* _Directive_:
Where does the string "temperature" appear? Copy every line of the entries below that holds it.

* _Input for this task_:
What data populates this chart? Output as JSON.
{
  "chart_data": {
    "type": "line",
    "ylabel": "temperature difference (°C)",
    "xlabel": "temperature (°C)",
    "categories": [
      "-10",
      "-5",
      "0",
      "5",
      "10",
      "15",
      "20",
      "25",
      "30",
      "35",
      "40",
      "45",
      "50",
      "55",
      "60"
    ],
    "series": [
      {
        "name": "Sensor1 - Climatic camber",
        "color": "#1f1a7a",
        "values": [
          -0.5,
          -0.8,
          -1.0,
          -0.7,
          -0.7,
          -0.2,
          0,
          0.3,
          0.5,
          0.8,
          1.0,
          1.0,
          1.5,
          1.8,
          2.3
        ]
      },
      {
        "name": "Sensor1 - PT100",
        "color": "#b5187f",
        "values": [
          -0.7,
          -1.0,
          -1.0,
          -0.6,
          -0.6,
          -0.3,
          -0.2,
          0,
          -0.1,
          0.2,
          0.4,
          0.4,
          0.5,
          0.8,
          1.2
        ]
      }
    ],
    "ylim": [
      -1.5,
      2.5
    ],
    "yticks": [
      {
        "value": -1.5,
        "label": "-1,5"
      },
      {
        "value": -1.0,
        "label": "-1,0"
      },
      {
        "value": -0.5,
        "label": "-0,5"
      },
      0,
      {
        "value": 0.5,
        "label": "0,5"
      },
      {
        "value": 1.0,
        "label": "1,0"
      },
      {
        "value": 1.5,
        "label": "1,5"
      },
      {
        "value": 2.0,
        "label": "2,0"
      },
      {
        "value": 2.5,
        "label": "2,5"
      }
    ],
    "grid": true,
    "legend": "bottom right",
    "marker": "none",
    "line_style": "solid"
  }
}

* _Result of the task_:
    "ylabel": "temperature difference (°C)",
    "xlabel": "temperature (°C)",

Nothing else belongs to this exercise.